======== Information given

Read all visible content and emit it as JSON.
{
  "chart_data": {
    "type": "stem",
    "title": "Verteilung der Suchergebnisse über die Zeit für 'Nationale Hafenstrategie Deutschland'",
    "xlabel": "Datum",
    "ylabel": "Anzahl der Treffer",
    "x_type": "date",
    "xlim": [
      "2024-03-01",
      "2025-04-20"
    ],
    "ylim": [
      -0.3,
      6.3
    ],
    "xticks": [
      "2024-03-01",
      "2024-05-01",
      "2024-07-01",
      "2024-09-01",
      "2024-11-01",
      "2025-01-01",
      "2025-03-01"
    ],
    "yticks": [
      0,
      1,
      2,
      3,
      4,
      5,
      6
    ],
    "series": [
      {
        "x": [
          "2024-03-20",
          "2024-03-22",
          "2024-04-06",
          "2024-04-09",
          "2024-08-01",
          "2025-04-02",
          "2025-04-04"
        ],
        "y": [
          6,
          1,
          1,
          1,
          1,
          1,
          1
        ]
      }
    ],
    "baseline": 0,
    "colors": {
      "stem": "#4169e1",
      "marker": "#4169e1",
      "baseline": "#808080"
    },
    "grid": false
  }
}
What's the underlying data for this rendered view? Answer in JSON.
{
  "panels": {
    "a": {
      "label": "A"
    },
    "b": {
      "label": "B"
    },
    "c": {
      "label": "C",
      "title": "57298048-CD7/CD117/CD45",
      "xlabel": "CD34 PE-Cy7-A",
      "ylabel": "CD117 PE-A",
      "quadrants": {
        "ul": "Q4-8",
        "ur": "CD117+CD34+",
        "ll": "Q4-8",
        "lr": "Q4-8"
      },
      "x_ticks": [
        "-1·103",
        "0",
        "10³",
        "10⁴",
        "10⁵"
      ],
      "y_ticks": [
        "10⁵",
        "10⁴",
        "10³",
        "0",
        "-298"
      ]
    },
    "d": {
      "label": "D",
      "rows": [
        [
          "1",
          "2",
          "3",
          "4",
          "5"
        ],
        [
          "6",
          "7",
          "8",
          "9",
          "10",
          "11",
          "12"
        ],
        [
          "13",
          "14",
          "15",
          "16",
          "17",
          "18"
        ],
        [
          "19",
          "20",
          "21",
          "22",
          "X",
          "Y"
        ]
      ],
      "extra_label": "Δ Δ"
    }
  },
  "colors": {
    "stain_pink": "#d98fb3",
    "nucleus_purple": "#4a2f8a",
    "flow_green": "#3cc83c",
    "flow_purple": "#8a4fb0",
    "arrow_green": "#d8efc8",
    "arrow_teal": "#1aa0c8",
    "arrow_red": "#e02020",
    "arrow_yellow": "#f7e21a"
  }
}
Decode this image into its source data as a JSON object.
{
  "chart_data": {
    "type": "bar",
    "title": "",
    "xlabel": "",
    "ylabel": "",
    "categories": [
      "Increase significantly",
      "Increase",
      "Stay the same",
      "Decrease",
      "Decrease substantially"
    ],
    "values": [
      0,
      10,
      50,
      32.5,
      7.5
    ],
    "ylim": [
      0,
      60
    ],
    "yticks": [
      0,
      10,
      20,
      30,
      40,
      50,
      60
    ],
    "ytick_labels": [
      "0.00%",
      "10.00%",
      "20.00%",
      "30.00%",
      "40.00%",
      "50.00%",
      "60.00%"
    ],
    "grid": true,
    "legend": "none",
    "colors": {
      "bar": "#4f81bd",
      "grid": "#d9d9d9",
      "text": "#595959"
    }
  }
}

================

The exercise –
Give the entries again in full, exactly as they are written.

The answer –
Read all visible content and emit it as JSON.
{
  "chart_data": {
    "type": "stem",
    "title": "Verteilung der Suchergebnisse über die Zeit für 'Nationale Hafenstrategie Deutschland'",
    "xlabel": "Datum",
    "ylabel": "Anzahl der Treffer",
    "x_type": "date",
    "xlim": [
      "2024-03-01",
      "2025-04-20"
    ],
    "ylim": [
      -0.3,
      6.3
    ],
    "xticks": [
      "2024-03-01",
      "2024-05-01",
      "2024-07-01",
      "2024-09-01",
      "2024-11-01",
      "2025-01-01",
      "2025-03-01"
    ],
    "yticks": [
      0,
      1,
      2,
      3,
      4,
      5,
      6
    ],
    "series": [
      {
        "x": [
          "2024-03-20",
          "2024-03-22",
          "2024-04-06",
          "2024-04-09",
          "2024-08-01",
          "2025-04-02",
          "2025-04-04"
        ],
        "y": [
          6,
          1,
          1,
          1,
          1,
          1,
          1
        ]
      }
    ],
    "baseline": 0,
    "colors": {
      "stem": "#4169e1",
      "marker": "#4169e1",
      "baseline": "#808080"
    },
    "grid": false
  }
}
What's the underlying data for this rendered view? Answer in JSON.
{
  "panels": {
    "a": {
      "label": "A"
    },
    "b": {
      "label": "B"
    },
    "c": {
      "label": "C",
      "title": "57298048-CD7/CD117/CD45",
      "xlabel": "CD34 PE-Cy7-A",
      "ylabel": "CD117 PE-A",
      "quadrants": {
        "ul": "Q4-8",
        "ur": "CD117+CD34+",
        "ll": "Q4-8",
        "lr": "Q4-8"
      },
      "x_ticks": [
        "-1·103",
        "0",
        "10³",
        "10⁴",
        "10⁵"
      ],
      "y_ticks": [
        "10⁵",
        "10⁴",
        "10³",
        "0",
        "-298"
      ]
    },
    "d": {
      "label": "D",
      "rows": [
        [
          "1",
          "2",
          "3",
          "4",
          "5"
        ],
        [
          "6",
          "7",
          "8",
          "9",
          "10",
          "11",
          "12"
        ],
        [
          "13",
          "14",
          "15",
          "16",
          "17",
          "18"
        ],
        [
          "19",
          "20",
          "21",
          "22",
          "X",
          "Y"
        ]
      ],
      "extra_label": "Δ Δ"
    }
  },
  "colors": {
    "stain_pink": "#d98fb3",
    "nucleus_purple": "#4a2f8a",
    "flow_green": "#3cc83c",
    "flow_purple": "#8a4fb0",
    "arrow_green": "#d8efc8",
    "arrow_teal": "#1aa0c8",
    "arrow_red": "#e02020",
    "arrow_yellow": "#f7e21a"
  }
}
Decode this image into its source data as a JSON object.
{
  "chart_data": {
    "type": "bar",
    "title": "",
    "xlabel": "",
    "ylabel": "",
    "categories": [
      "Increase significantly",
      "Increase",
      "Stay the same",
      "Decrease",
      "Decrease substantially"
    ],
    "values": [
      0,
      10,
      50,
      32.5,
      7.5
    ],
    "ylim": [
      0,
      60
    ],
    "yticks": [
      0,
      10,
      20,
      30,
      40,
      50,
      60
    ],
    "ytick_labels": [
      "0.00%",
      "10.00%",
      "20.00%",
      "30.00%",
      "40.00%",
      "50.00%",
      "60.00%"
    ],
    "grid": true,
    "legend": "none",
    "colors": {
      "bar": "#4f81bd",
      "grid": "#d9d9d9",
      "text": "#595959"
    }
  }
}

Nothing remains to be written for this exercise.